**DATASET CONTENT**
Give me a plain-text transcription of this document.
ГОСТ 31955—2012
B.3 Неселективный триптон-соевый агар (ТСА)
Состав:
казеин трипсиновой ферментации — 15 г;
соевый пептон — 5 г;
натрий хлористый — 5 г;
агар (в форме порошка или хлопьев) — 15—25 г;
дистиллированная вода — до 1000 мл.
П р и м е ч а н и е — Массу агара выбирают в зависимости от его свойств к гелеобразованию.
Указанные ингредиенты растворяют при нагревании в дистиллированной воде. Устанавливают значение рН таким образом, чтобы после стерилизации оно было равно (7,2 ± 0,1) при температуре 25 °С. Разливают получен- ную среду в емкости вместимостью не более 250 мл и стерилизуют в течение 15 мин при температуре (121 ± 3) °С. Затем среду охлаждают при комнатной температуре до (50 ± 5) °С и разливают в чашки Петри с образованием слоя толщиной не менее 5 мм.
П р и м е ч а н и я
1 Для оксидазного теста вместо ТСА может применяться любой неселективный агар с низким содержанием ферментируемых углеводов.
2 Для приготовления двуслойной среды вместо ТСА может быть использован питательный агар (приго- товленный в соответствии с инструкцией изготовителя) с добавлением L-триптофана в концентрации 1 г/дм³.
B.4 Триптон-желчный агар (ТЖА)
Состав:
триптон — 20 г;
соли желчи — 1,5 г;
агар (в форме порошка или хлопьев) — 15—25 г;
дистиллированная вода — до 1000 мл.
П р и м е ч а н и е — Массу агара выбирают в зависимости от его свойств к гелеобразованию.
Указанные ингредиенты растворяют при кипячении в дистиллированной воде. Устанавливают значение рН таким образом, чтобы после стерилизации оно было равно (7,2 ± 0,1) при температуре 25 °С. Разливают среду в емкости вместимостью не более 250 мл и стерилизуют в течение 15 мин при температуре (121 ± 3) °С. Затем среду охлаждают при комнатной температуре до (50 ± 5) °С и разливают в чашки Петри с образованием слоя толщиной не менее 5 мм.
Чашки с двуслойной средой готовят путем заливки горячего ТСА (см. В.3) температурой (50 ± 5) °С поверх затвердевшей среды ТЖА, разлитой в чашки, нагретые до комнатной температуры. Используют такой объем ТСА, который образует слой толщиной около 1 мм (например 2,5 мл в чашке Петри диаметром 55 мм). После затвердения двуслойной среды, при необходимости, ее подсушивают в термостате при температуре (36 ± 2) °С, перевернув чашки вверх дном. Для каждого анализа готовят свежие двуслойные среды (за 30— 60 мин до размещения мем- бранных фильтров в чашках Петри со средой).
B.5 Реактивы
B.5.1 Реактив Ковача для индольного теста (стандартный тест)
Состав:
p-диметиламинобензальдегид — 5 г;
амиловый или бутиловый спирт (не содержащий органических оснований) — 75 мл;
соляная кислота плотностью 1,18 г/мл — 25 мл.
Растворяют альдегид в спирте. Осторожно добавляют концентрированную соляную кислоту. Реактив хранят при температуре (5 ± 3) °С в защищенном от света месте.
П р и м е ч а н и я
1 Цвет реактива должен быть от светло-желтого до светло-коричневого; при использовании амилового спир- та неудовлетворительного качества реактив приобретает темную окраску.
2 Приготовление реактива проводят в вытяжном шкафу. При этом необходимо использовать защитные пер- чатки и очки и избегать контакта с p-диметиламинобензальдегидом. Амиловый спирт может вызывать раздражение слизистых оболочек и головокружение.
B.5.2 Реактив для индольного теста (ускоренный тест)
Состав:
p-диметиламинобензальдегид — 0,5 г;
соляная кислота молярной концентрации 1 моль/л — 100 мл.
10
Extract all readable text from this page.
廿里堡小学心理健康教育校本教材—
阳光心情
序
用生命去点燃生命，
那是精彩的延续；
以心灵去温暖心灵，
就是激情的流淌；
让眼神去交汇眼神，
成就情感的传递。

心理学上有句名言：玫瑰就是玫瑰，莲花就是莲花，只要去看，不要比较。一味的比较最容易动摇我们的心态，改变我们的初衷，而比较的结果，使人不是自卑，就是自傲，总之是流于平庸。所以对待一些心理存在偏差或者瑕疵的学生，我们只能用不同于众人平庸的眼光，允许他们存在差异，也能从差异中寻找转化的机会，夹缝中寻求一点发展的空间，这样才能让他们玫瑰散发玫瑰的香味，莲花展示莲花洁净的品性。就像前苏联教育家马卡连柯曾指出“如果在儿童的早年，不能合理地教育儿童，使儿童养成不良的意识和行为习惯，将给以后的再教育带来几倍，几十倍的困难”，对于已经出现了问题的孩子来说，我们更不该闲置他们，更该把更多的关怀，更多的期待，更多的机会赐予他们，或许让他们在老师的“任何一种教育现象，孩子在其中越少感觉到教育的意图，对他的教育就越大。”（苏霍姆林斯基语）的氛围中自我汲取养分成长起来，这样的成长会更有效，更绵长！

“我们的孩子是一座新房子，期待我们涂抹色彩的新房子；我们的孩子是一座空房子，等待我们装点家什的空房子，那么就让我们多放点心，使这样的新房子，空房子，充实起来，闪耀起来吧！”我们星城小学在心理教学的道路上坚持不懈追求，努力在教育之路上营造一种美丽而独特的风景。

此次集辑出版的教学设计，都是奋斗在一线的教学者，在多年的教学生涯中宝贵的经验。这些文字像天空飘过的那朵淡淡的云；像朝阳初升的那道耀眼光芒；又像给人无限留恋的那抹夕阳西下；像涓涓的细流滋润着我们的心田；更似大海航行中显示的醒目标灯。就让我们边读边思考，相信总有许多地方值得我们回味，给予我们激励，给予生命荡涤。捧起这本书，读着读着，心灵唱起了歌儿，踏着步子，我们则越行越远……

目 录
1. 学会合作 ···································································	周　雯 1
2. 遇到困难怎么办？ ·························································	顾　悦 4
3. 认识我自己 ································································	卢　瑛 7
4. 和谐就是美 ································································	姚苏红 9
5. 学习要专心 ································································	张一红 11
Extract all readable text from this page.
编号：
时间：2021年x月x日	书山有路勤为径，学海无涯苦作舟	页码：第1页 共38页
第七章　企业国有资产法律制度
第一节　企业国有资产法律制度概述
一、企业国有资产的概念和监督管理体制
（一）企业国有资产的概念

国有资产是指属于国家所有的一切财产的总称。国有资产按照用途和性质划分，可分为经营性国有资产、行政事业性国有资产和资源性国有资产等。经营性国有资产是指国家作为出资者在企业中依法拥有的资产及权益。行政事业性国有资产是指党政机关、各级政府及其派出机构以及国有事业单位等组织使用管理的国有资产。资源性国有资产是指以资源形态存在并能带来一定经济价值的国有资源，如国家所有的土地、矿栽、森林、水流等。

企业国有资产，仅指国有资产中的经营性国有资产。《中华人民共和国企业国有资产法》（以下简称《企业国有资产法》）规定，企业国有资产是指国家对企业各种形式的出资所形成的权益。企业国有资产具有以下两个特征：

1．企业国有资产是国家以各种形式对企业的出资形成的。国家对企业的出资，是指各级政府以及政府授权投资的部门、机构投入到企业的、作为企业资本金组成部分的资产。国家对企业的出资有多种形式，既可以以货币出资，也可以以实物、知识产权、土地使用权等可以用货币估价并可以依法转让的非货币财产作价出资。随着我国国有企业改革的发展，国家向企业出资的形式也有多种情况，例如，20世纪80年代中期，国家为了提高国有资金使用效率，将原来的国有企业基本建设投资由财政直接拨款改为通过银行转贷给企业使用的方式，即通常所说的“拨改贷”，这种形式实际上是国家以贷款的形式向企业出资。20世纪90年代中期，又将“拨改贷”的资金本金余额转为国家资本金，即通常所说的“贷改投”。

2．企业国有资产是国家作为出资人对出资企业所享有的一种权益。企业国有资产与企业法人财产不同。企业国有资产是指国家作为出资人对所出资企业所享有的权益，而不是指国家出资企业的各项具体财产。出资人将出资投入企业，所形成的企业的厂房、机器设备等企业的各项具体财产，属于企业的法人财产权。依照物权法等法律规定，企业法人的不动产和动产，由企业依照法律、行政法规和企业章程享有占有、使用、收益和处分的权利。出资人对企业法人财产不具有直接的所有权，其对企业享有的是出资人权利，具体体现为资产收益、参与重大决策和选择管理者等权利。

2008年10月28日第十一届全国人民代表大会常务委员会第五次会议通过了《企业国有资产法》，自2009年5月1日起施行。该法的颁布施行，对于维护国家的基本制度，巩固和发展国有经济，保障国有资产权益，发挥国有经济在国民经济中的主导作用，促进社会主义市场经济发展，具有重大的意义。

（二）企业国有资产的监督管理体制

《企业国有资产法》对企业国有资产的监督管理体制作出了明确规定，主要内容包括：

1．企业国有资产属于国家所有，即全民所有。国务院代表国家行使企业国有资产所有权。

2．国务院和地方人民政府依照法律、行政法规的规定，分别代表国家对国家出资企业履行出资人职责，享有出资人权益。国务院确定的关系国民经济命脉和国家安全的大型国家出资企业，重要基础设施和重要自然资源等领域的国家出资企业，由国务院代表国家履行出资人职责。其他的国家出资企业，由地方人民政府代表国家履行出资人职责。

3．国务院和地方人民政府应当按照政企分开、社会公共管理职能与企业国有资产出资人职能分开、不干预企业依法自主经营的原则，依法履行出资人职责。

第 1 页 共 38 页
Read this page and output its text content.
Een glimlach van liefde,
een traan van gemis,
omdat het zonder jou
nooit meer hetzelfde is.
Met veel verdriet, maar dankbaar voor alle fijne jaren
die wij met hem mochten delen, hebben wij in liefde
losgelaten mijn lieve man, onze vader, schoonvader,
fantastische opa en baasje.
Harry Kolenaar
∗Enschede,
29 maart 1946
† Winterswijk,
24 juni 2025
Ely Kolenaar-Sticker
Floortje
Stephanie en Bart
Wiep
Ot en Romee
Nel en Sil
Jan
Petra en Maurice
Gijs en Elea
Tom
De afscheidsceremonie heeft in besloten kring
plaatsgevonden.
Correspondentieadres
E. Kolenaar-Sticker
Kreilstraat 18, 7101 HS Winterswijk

**YOUR TASK**
Search the lines for "течение". Copy each line that has it.

**SOLUTION TO THE EXERCISE**
Указанные ингредиенты растворяют при нагревании в дистиллированной воде. Устанавливают значение рН таким образом, чтобы после стерилизации оно было равно (7,2 ± 0,1) при температуре 25 °С. Разливают получен- ную среду в емкости вместимостью не более 250 мл и стерилизуют в течение 15 мин при температуре (121 ± 3) °С. Затем среду охлаждают при комнатной температуре до (50 ± 5) °С и разливают в чашки Петри с образованием слоя толщиной не менее 5 мм.
Указанные ингредиенты растворяют при кипячении в дистиллированной воде. Устанавливают значение рН таким образом, чтобы после стерилизации оно было равно (7,2 ± 0,1) при температуре 25 °С. Разливают среду в емкости вместимостью не более 250 мл и стерилизуют в течение 15 мин при температуре (121 ± 3) °С. Затем среду охлаждают при комнатной температуре до (50 ± 5) °С и разливают в чашки Петри с образованием слоя толщиной не менее 5 мм.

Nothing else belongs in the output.